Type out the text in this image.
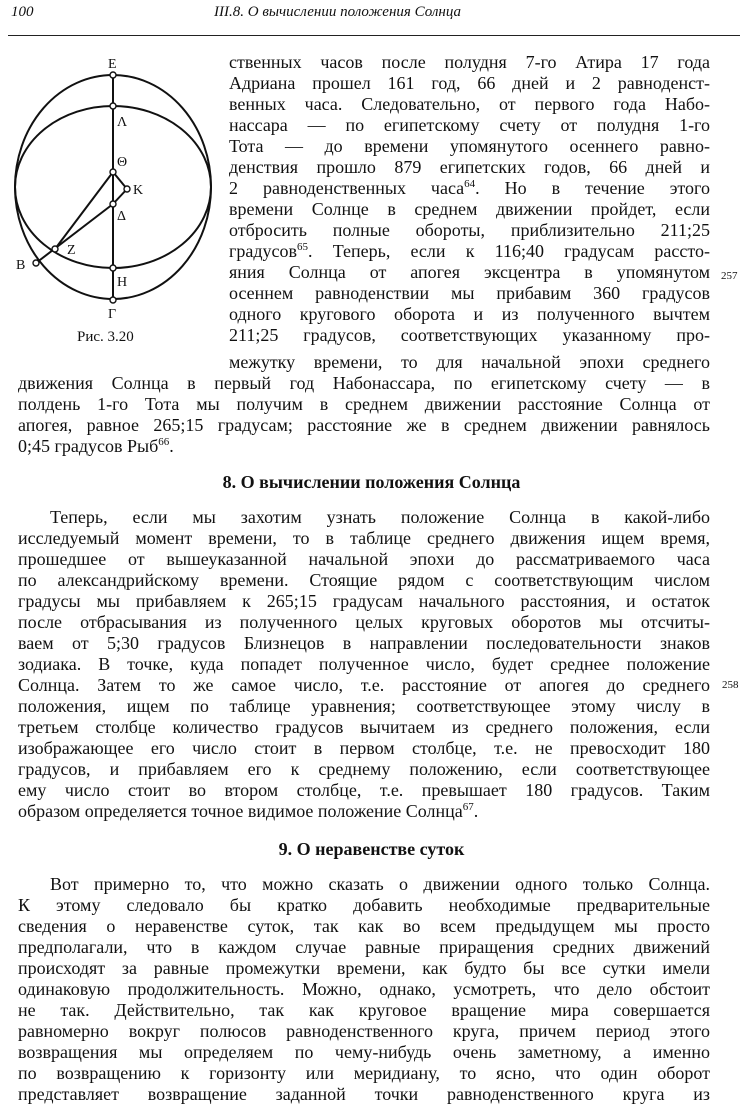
100	III.8. О вычислении положения Солнца
E
Λ
Θ
K
Δ
Z
B
H
Γ
Рис. 3.20
ственных часов после полудня 7-го Атира 17 года
Адриана прошел 161 год, 66 дней и 2 равноденст-
венных часа. Следовательно, от первого года Набо-
нассара — по египетскому счету от полудня 1-го
Тота — до времени упомянутого осеннего равно-
денствия прошло 879 египетских годов, 66 дней и
2 равноденственных часа$^{64}$. Но в течение этого
времени Солнце в среднем движении пройдет, если
отбросить полные обороты, приблизительно 211;25
градусов$^{65}$. Теперь, если к 116;40 градусам рассто-
яния Солнца от апогея эксцентра в упомянутом
осеннем равноденствии мы прибавим 360 градусов
одного кругового оборота и из полученного вычтем
211;25 градусов, соответствующих указанному про-
257
межутку времени, то для начальной эпохи среднего
движения Солнца в первый год Набонассара, по египетскому счету — в
полдень 1-го Тота мы получим в среднем движении расстояние Солнца от
апогея, равное 265;15 градусам; расстояние же в среднем движении равнялось
0;45 градусов Рыб$^{66}$.
8. О вычислении положения Солнца
Теперь, если мы захотим узнать положение Солнца в какой-либо
исследуемый момент времени, то в таблице среднего движения ищем время,
прошедшее от вышеуказанной начальной эпохи до рассматриваемого часа
по александрийскому времени. Стоящие рядом с соответствующим числом
градусы мы прибавляем к 265;15 градусам начального расстояния, и остаток
после отбрасывания из полученного целых круговых оборотов мы отсчиты-
ваем от 5;30 градусов Близнецов в направлении последовательности знаков
зодиака. В точке, куда попадет полученное число, будет среднее положение
Солнца. Затем то же самое число, т.е. расстояние от апогея до среднего
положения, ищем по таблице уравнения; соответствующее этому числу в
третьем столбце количество градусов вычитаем из среднего положения, если
изображающее его число стоит в первом столбце, т.е. не превосходит 180
градусов, и прибавляем его к среднему положению, если соответствующее
ему число стоит во втором столбце, т.е. превышает 180 градусов. Таким
образом определяется точное видимое положение Солнца$^{67}$.
258
9. О неравенстве суток
Вот примерно то, что можно сказать о движении одного только Солнца.
К этому следовало бы кратко добавить необходимые предварительные
сведения о неравенстве суток, так как во всем предыдущем мы просто
предполагали, что в каждом случае равные приращения средних движений
происходят за равные промежутки времени, как будто бы все сутки имели
одинаковую продолжительность. Можно, однако, усмотреть, что дело обстоит
не так. Действительно, так как круговое вращение мира совершается
равномерно вокруг полюсов равноденственного круга, причем период этого
возвращения мы определяем по чему-нибудь очень заметному, а именно
по возвращению к горизонту или меридиану, то ясно, что один оборот
представляет возвращение заданной точки равноденственного круга из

> **REQUIREMENT**:
Copy out every line of the data that includes the word "эпохи".

> **TASK RESPONSE**:
межутку времени, то для начальной эпохи среднего
прошедшее от вышеуказанной начальной эпохи до рассматриваемого часа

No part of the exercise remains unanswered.